Report how many lines contain "avis". The answer is a single number.

-- Start of SOURCE MATERIAL --

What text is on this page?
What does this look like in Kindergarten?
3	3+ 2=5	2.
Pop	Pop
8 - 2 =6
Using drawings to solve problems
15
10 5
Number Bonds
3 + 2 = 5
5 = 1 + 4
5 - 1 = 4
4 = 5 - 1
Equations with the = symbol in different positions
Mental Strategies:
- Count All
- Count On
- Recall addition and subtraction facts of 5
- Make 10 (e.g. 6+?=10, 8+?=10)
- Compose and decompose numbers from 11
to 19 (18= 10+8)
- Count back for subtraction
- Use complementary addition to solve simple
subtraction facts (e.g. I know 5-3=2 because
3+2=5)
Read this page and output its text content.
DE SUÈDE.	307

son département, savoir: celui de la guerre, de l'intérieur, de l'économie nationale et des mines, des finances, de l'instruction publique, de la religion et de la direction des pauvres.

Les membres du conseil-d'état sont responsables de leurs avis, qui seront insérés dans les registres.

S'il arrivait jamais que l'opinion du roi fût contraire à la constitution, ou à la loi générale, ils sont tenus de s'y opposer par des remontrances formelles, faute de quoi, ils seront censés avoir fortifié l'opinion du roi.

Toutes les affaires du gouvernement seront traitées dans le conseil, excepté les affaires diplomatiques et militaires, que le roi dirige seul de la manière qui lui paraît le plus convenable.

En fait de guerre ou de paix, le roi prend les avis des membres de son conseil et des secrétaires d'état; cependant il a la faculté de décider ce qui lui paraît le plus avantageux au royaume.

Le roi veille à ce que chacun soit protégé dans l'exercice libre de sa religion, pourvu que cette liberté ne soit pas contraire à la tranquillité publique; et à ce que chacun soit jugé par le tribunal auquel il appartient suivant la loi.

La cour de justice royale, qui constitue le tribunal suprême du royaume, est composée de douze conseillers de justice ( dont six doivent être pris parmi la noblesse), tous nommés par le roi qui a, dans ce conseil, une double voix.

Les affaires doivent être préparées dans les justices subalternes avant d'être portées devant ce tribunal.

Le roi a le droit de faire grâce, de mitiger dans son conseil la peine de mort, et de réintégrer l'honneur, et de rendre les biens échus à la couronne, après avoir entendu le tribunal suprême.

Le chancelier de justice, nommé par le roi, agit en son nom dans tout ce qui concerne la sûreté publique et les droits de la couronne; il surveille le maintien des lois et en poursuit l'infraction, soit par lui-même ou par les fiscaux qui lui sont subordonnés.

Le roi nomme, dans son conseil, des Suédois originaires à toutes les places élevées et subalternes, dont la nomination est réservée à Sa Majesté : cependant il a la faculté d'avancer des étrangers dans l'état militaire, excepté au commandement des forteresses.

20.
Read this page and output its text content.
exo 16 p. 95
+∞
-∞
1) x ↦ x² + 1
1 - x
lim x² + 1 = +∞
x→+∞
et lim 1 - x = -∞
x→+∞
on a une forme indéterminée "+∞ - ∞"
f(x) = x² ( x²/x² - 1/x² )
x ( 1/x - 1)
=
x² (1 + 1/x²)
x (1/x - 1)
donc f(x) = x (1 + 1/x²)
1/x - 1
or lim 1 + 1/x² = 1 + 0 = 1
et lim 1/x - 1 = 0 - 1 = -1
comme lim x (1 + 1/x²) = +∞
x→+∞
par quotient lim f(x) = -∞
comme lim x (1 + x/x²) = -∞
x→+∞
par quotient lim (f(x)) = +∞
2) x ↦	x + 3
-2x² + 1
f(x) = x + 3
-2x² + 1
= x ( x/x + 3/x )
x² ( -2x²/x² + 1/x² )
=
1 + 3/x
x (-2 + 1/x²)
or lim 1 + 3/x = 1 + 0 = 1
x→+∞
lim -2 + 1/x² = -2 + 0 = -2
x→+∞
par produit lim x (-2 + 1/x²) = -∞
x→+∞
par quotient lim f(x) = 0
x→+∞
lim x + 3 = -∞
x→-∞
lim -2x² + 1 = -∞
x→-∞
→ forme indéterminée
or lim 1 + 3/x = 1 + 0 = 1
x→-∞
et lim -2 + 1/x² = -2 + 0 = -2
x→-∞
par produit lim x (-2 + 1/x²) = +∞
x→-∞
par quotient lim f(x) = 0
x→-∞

-- End of SOURCE MATERIAL --

* _EXERCISE RESULT_
2